- **Task goal**
Read the records and gather each line that includes "unidad".

- **Records**

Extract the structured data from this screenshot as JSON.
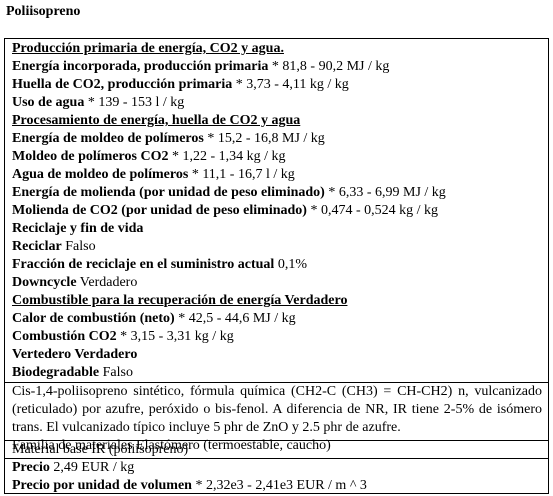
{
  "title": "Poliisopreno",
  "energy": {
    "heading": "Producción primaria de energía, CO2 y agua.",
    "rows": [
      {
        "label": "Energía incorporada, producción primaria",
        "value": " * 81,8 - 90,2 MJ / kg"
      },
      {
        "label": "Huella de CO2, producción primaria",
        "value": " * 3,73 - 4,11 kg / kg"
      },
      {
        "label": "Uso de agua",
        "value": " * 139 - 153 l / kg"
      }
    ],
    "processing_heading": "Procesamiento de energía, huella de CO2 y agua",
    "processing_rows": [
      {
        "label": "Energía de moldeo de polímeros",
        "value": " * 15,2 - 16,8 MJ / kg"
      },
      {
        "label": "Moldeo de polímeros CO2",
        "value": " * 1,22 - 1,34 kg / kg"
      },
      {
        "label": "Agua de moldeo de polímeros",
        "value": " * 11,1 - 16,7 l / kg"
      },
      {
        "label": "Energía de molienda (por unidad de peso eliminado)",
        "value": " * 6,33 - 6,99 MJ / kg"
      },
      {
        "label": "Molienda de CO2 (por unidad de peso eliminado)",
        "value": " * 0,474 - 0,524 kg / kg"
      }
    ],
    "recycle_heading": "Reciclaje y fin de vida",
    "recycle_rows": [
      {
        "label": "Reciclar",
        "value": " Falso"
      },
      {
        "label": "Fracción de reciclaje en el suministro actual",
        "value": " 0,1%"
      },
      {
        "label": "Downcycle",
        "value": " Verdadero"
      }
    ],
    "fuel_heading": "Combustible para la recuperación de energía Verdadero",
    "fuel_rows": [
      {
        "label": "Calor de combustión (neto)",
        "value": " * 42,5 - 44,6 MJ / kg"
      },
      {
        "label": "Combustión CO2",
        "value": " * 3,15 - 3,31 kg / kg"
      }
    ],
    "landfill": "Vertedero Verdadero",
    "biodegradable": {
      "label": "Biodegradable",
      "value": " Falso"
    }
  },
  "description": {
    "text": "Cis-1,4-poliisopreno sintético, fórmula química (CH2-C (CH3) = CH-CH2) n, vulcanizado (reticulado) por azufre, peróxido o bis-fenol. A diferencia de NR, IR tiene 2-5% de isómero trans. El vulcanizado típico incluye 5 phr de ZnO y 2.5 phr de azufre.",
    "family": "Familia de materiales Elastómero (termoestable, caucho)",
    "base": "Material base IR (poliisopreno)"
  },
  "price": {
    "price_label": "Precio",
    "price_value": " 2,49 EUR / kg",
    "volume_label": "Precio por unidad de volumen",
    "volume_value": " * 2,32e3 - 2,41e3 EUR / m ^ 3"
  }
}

- **Right answer**
        "label": "Energía de molienda (por unidad de peso eliminado)",
        "label": "Molienda de CO2 (por unidad de peso eliminado)",
    "volume_label": "Precio por unidad de volumen",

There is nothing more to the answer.